• AIM: List, from the lines below, each one with "pretamur" in it.

Saved data entries

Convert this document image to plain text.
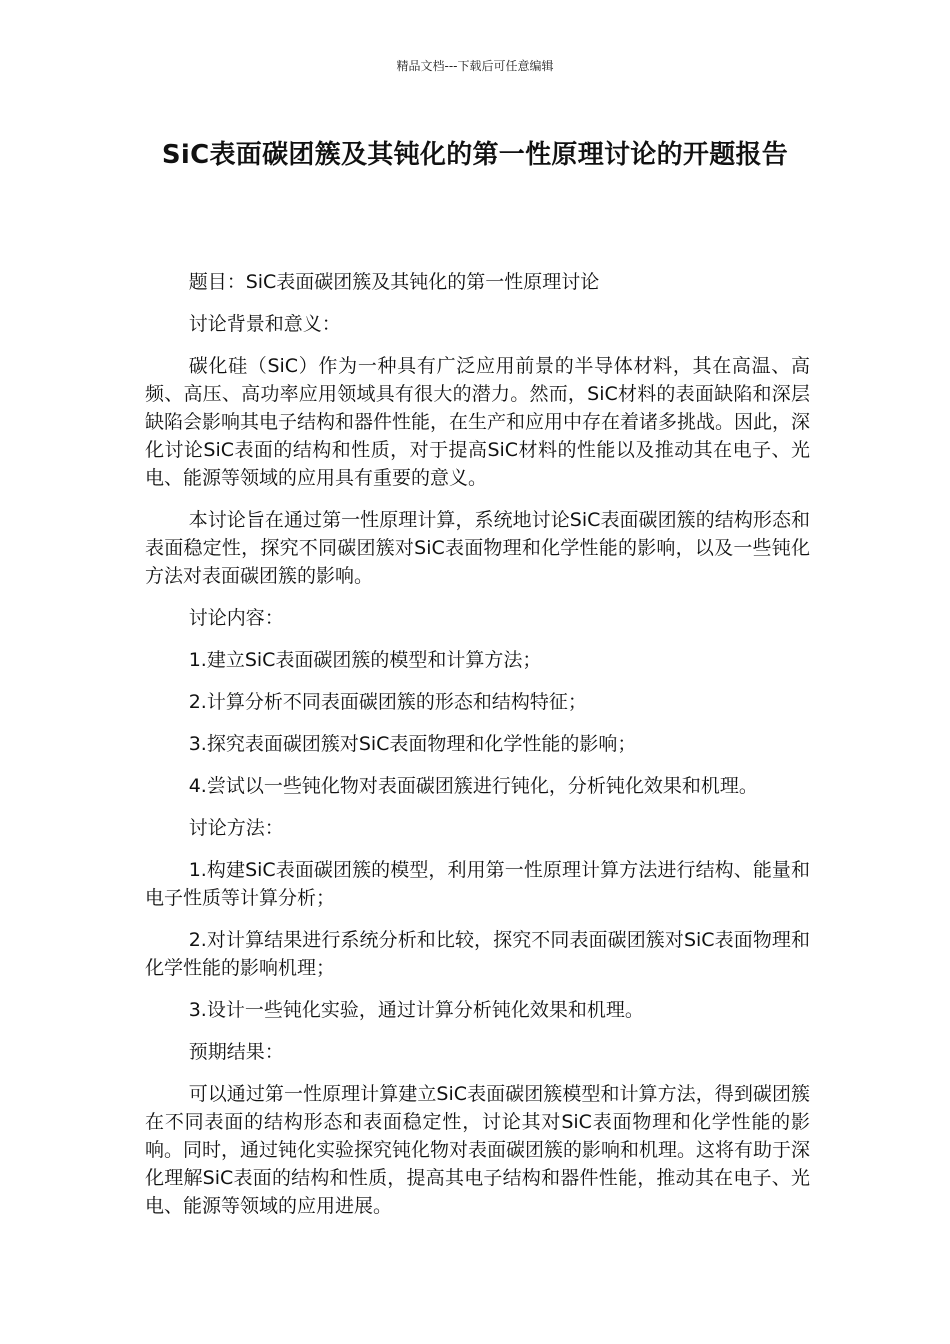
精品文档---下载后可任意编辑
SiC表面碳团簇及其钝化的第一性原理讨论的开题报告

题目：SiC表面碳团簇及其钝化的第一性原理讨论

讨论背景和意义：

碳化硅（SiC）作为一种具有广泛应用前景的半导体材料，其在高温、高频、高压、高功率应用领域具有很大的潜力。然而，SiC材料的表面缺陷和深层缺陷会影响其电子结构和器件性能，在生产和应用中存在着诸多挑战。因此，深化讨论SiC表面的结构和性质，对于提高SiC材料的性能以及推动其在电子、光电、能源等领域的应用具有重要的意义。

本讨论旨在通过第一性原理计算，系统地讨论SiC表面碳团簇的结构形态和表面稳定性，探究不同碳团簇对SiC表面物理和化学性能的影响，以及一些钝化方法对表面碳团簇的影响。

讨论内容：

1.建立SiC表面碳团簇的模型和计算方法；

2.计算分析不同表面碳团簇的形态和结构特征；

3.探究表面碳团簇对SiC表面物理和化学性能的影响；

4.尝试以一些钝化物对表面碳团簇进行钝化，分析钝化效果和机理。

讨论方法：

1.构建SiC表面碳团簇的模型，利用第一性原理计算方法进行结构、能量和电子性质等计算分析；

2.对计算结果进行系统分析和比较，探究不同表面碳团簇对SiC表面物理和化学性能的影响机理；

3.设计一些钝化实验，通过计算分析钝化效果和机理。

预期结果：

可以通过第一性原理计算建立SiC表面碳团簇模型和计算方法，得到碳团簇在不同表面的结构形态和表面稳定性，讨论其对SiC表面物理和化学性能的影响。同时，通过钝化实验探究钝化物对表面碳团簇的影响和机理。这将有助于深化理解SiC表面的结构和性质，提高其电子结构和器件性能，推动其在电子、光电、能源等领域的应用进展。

...

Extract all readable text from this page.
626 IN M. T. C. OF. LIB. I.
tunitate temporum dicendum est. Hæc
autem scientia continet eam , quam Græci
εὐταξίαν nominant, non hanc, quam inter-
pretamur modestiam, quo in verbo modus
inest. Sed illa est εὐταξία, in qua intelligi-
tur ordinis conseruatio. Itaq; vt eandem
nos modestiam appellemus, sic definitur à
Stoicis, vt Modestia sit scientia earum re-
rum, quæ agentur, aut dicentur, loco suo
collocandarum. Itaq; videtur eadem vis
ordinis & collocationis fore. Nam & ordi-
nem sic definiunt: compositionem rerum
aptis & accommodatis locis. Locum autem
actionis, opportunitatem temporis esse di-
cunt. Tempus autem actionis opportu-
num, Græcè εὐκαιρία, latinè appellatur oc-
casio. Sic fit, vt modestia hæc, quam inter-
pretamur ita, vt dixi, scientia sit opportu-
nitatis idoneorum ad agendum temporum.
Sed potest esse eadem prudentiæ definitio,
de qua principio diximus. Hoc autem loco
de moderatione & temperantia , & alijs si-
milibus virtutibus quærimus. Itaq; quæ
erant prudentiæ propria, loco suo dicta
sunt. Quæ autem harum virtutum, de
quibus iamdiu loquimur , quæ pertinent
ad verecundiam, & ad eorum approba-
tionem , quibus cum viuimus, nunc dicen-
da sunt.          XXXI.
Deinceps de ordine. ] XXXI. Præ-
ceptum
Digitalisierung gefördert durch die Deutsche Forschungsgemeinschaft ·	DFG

* * *

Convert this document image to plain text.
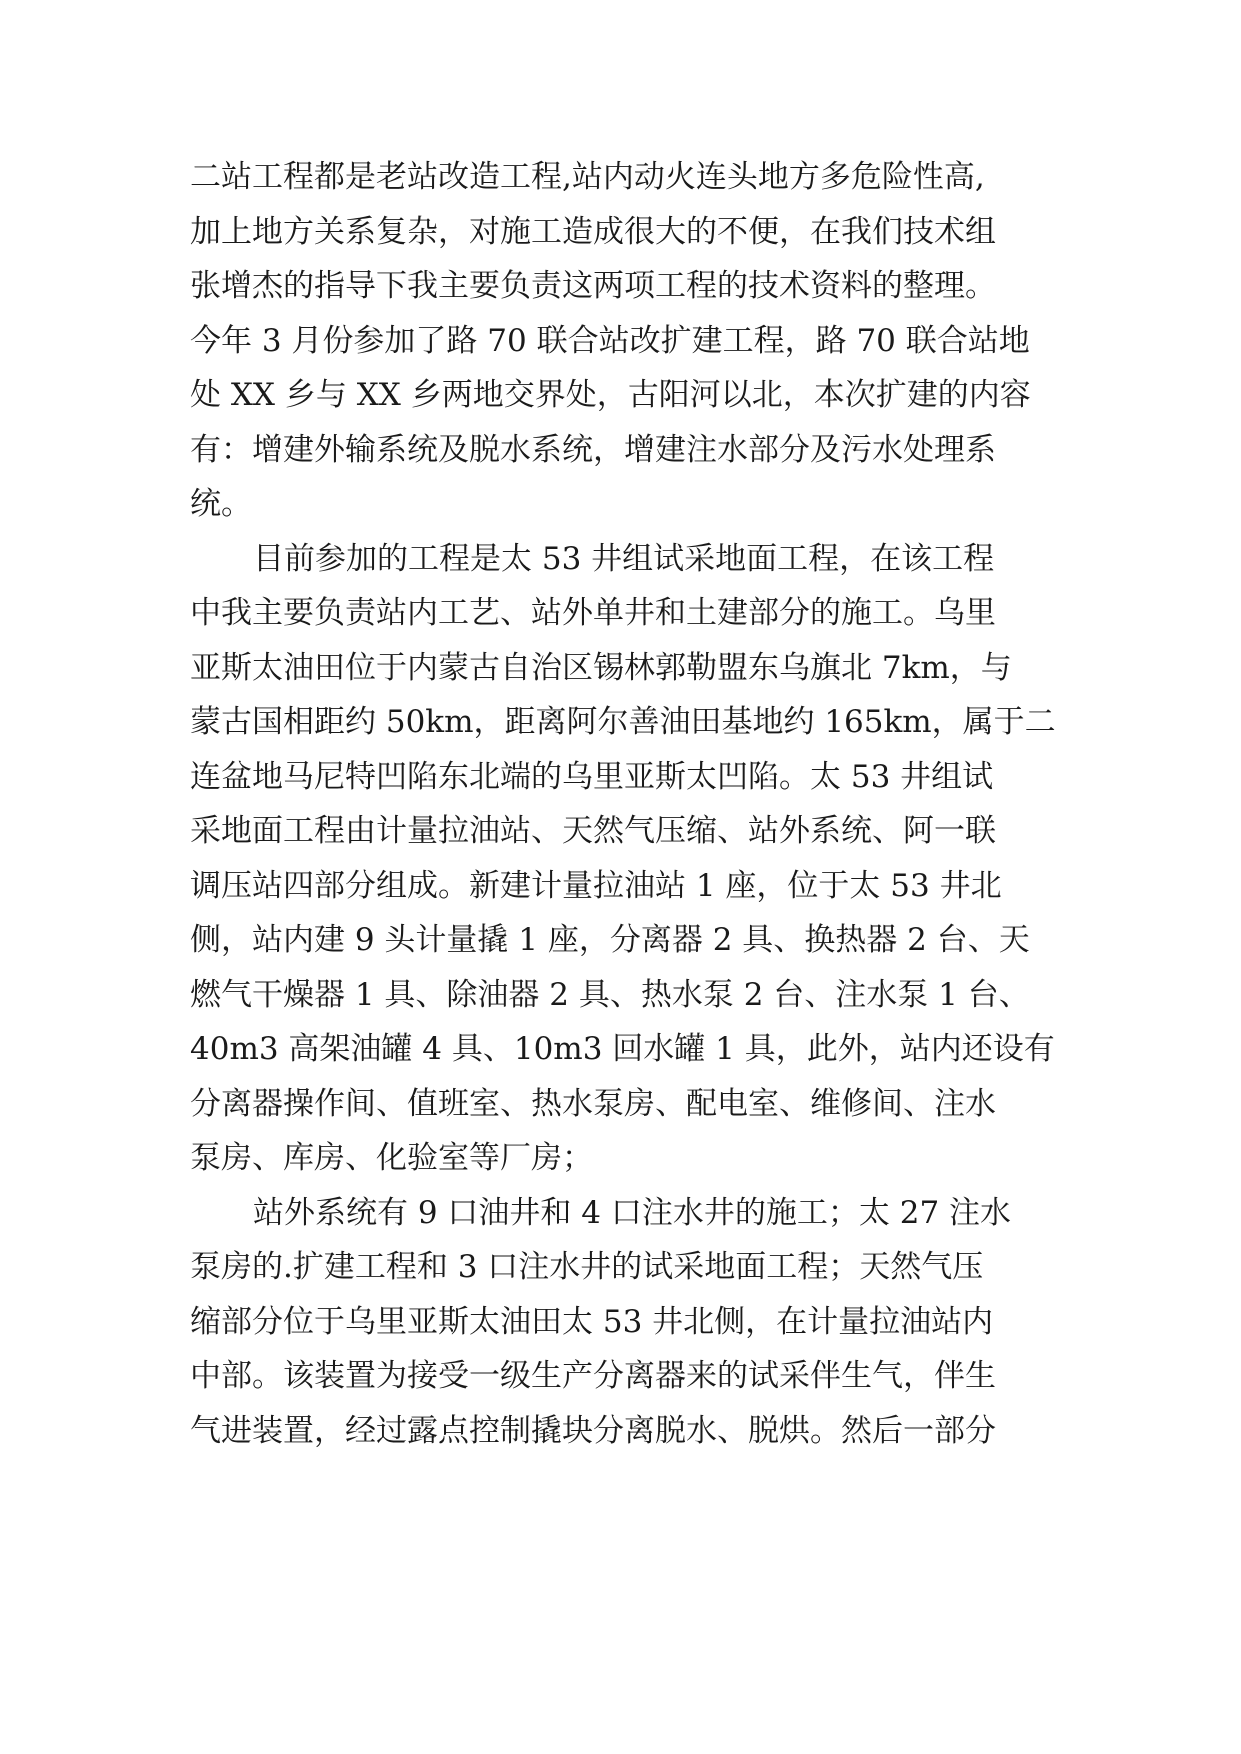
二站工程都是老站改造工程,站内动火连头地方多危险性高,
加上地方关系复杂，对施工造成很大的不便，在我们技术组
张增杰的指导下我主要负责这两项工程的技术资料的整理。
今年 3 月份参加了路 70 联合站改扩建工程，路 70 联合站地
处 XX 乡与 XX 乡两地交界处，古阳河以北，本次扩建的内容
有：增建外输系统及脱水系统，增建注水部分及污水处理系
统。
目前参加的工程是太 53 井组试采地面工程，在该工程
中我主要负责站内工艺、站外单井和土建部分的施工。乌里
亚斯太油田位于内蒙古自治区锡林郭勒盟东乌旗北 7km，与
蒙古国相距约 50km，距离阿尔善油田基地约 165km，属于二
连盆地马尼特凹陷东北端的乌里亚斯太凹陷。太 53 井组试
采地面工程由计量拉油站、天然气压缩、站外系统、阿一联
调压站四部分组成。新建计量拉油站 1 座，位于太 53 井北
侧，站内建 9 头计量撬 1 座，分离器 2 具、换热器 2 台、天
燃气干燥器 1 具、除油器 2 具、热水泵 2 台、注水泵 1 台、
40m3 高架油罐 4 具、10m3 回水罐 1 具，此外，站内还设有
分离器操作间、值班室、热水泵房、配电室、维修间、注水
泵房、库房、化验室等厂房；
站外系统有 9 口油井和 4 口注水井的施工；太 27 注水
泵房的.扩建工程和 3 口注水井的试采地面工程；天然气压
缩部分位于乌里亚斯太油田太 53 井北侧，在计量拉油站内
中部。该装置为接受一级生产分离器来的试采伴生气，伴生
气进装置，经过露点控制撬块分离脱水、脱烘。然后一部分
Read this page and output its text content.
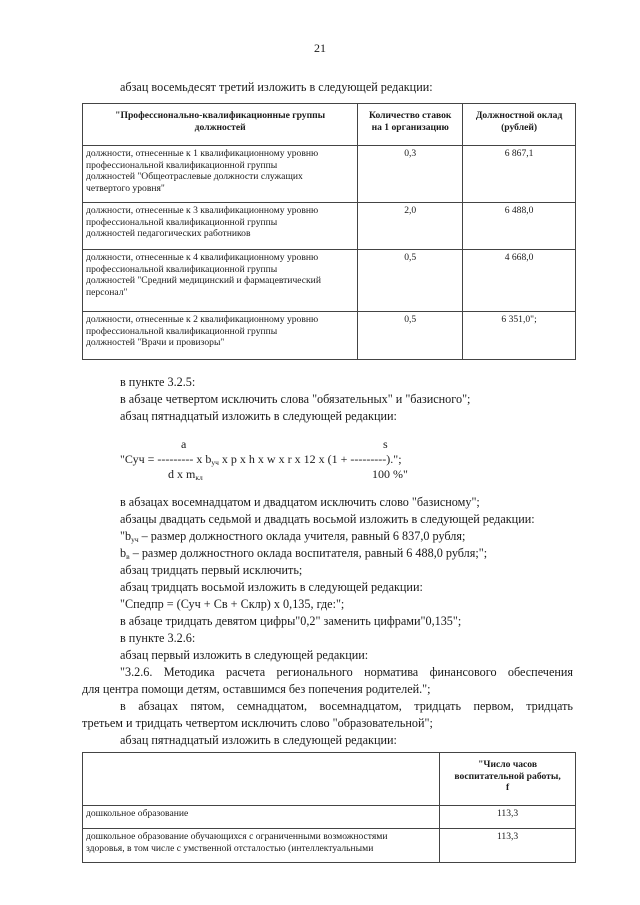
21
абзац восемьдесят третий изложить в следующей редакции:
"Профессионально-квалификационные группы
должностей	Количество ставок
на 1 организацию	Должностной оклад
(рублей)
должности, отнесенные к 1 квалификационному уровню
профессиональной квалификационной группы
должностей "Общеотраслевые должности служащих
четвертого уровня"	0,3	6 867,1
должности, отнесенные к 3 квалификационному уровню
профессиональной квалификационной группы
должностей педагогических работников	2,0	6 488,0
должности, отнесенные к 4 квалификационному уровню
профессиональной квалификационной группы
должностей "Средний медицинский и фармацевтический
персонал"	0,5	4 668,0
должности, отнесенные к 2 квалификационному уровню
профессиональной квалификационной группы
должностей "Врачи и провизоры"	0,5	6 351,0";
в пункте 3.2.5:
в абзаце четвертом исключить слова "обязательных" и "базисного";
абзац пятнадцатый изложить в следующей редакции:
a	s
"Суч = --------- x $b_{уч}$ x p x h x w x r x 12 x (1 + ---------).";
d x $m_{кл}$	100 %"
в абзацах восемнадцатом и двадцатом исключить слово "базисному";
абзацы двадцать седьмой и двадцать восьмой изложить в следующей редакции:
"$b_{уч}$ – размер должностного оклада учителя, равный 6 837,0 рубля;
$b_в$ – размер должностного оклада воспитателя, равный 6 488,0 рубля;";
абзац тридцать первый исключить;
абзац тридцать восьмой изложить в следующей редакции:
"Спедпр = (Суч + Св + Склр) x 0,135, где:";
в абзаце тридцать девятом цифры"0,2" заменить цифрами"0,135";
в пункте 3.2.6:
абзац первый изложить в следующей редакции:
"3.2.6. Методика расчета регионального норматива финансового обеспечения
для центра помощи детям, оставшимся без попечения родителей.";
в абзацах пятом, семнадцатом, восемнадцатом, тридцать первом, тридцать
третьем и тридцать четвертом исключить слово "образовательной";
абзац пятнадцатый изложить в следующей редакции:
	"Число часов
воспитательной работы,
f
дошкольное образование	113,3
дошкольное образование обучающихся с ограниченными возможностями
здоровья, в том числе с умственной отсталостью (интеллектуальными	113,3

• ANSWER BELOW:
pretamur modestiam, quo in verbo modus
pretamur ita, vt dixi, scientia sit opportu-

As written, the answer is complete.